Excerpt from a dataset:
— Start —

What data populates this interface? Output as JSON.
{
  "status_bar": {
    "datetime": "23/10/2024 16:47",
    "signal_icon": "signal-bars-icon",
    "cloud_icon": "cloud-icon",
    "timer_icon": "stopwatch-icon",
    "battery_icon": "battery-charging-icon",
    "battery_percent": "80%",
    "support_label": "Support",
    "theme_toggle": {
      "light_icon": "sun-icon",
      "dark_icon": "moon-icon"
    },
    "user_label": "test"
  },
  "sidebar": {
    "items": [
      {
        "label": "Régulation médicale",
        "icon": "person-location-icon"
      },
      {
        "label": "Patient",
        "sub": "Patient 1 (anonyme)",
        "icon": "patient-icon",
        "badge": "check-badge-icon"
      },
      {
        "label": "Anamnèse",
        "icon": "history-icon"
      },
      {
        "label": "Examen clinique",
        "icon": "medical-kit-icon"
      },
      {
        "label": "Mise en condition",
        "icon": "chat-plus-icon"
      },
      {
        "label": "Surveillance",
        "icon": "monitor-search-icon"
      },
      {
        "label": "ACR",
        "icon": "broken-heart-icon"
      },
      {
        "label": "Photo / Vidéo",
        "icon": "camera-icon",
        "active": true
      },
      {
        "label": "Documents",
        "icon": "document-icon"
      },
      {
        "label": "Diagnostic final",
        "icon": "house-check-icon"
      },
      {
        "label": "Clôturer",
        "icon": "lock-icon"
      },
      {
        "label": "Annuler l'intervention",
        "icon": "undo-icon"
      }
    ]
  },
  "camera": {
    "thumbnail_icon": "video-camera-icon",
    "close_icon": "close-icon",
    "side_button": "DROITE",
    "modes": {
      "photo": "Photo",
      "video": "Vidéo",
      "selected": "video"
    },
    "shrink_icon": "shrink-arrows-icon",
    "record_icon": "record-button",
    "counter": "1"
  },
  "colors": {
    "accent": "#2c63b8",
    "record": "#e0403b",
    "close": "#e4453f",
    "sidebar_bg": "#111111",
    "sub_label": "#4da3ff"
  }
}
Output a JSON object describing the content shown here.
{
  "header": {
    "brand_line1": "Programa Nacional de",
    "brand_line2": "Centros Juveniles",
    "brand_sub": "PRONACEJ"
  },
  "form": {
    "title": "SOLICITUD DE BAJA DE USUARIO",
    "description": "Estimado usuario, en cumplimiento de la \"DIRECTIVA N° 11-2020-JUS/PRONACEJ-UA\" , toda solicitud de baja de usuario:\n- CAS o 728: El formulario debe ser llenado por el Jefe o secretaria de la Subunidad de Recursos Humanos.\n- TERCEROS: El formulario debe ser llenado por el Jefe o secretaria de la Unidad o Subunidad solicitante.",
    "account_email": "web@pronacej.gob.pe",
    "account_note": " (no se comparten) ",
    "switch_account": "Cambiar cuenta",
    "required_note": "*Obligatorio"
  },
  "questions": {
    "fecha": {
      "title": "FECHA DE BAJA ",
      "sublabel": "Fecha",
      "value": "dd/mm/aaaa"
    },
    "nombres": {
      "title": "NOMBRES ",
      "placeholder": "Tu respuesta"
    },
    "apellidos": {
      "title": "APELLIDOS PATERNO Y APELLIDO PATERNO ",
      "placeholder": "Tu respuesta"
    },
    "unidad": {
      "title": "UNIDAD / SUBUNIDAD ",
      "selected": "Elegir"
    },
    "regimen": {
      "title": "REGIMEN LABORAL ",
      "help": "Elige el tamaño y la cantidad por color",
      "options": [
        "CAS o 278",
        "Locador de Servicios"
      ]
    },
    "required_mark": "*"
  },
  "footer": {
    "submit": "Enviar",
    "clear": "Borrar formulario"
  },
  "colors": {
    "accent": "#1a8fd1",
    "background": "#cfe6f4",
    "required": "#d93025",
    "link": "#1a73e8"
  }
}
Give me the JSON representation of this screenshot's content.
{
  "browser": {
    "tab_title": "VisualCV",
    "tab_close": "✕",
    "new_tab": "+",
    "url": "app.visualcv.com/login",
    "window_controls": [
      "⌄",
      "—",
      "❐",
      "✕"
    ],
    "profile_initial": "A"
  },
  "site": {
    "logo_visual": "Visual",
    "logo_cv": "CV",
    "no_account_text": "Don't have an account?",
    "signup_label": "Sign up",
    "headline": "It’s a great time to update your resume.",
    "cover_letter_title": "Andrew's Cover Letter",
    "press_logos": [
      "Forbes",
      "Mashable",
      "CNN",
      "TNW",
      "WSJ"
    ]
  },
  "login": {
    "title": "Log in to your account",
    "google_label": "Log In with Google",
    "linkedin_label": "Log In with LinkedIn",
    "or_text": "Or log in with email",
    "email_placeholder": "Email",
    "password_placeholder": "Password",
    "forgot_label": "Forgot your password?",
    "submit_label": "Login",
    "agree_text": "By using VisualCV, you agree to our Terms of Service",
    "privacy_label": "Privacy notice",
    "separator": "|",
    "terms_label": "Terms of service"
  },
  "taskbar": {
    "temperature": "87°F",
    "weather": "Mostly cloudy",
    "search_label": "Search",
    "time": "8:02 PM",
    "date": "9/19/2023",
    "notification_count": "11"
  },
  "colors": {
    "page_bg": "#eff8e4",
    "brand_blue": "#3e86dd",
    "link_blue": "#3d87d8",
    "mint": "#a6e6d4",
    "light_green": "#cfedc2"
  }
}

— End —

EXERCISE BRIEF -
Transcribe the whole listing with nothing added or left out.

RESULT -
What data populates this interface? Output as JSON.
{
  "status_bar": {
    "datetime": "23/10/2024 16:47",
    "signal_icon": "signal-bars-icon",
    "cloud_icon": "cloud-icon",
    "timer_icon": "stopwatch-icon",
    "battery_icon": "battery-charging-icon",
    "battery_percent": "80%",
    "support_label": "Support",
    "theme_toggle": {
      "light_icon": "sun-icon",
      "dark_icon": "moon-icon"
    },
    "user_label": "test"
  },
  "sidebar": {
    "items": [
      {
        "label": "Régulation médicale",
        "icon": "person-location-icon"
      },
      {
        "label": "Patient",
        "sub": "Patient 1 (anonyme)",
        "icon": "patient-icon",
        "badge": "check-badge-icon"
      },
      {
        "label": "Anamnèse",
        "icon": "history-icon"
      },
      {
        "label": "Examen clinique",
        "icon": "medical-kit-icon"
      },
      {
        "label": "Mise en condition",
        "icon": "chat-plus-icon"
      },
      {
        "label": "Surveillance",
        "icon": "monitor-search-icon"
      },
      {
        "label": "ACR",
        "icon": "broken-heart-icon"
      },
      {
        "label": "Photo / Vidéo",
        "icon": "camera-icon",
        "active": true
      },
      {
        "label": "Documents",
        "icon": "document-icon"
      },
      {
        "label": "Diagnostic final",
        "icon": "house-check-icon"
      },
      {
        "label": "Clôturer",
        "icon": "lock-icon"
      },
      {
        "label": "Annuler l'intervention",
        "icon": "undo-icon"
      }
    ]
  },
  "camera": {
    "thumbnail_icon": "video-camera-icon",
    "close_icon": "close-icon",
    "side_button": "DROITE",
    "modes": {
      "photo": "Photo",
      "video": "Vidéo",
      "selected": "video"
    },
    "shrink_icon": "shrink-arrows-icon",
    "record_icon": "record-button",
    "counter": "1"
  },
  "colors": {
    "accent": "#2c63b8",
    "record": "#e0403b",
    "close": "#e4453f",
    "sidebar_bg": "#111111",
    "sub_label": "#4da3ff"
  }
}
Output a JSON object describing the content shown here.
{
  "header": {
    "brand_line1": "Programa Nacional de",
    "brand_line2": "Centros Juveniles",
    "brand_sub": "PRONACEJ"
  },
  "form": {
    "title": "SOLICITUD DE BAJA DE USUARIO",
    "description": "Estimado usuario, en cumplimiento de la \"DIRECTIVA N° 11-2020-JUS/PRONACEJ-UA\" , toda solicitud de baja de usuario:\n- CAS o 728: El formulario debe ser llenado por el Jefe o secretaria de la Subunidad de Recursos Humanos.\n- TERCEROS: El formulario debe ser llenado por el Jefe o secretaria de la Unidad o Subunidad solicitante.",
    "account_email": "web@pronacej.gob.pe",
    "account_note": " (no se comparten) ",
    "switch_account": "Cambiar cuenta",
    "required_note": "*Obligatorio"
  },
  "questions": {
    "fecha": {
      "title": "FECHA DE BAJA ",
      "sublabel": "Fecha",
      "value": "dd/mm/aaaa"
    },
    "nombres": {
      "title": "NOMBRES ",
      "placeholder": "Tu respuesta"
    },
    "apellidos": {
      "title": "APELLIDOS PATERNO Y APELLIDO PATERNO ",
      "placeholder": "Tu respuesta"
    },
    "unidad": {
      "title": "UNIDAD / SUBUNIDAD ",
      "selected": "Elegir"
    },
    "regimen": {
      "title": "REGIMEN LABORAL ",
      "help": "Elige el tamaño y la cantidad por color",
      "options": [
        "CAS o 278",
        "Locador de Servicios"
      ]
    },
    "required_mark": "*"
  },
  "footer": {
    "submit": "Enviar",
    "clear": "Borrar formulario"
  },
  "colors": {
    "accent": "#1a8fd1",
    "background": "#cfe6f4",
    "required": "#d93025",
    "link": "#1a73e8"
  }
}
Give me the JSON representation of this screenshot's content.
{
  "browser": {
    "tab_title": "VisualCV",
    "tab_close": "✕",
    "new_tab": "+",
    "url": "app.visualcv.com/login",
    "window_controls": [
      "⌄",
      "—",
      "❐",
      "✕"
    ],
    "profile_initial": "A"
  },
  "site": {
    "logo_visual": "Visual",
    "logo_cv": "CV",
    "no_account_text": "Don't have an account?",
    "signup_label": "Sign up",
    "headline": "It’s a great time to update your resume.",
    "cover_letter_title": "Andrew's Cover Letter",
    "press_logos": [
      "Forbes",
      "Mashable",
      "CNN",
      "TNW",
      "WSJ"
    ]
  },
  "login": {
    "title": "Log in to your account",
    "google_label": "Log In with Google",
    "linkedin_label": "Log In with LinkedIn",
    "or_text": "Or log in with email",
    "email_placeholder": "Email",
    "password_placeholder": "Password",
    "forgot_label": "Forgot your password?",
    "submit_label": "Login",
    "agree_text": "By using VisualCV, you agree to our Terms of Service",
    "privacy_label": "Privacy notice",
    "separator": "|",
    "terms_label": "Terms of service"
  },
  "taskbar": {
    "temperature": "87°F",
    "weather": "Mostly cloudy",
    "search_label": "Search",
    "time": "8:02 PM",
    "date": "9/19/2023",
    "notification_count": "11"
  },
  "colors": {
    "page_bg": "#eff8e4",
    "brand_blue": "#3e86dd",
    "link_blue": "#3d87d8",
    "mint": "#a6e6d4",
    "light_green": "#cfedc2"
  }
}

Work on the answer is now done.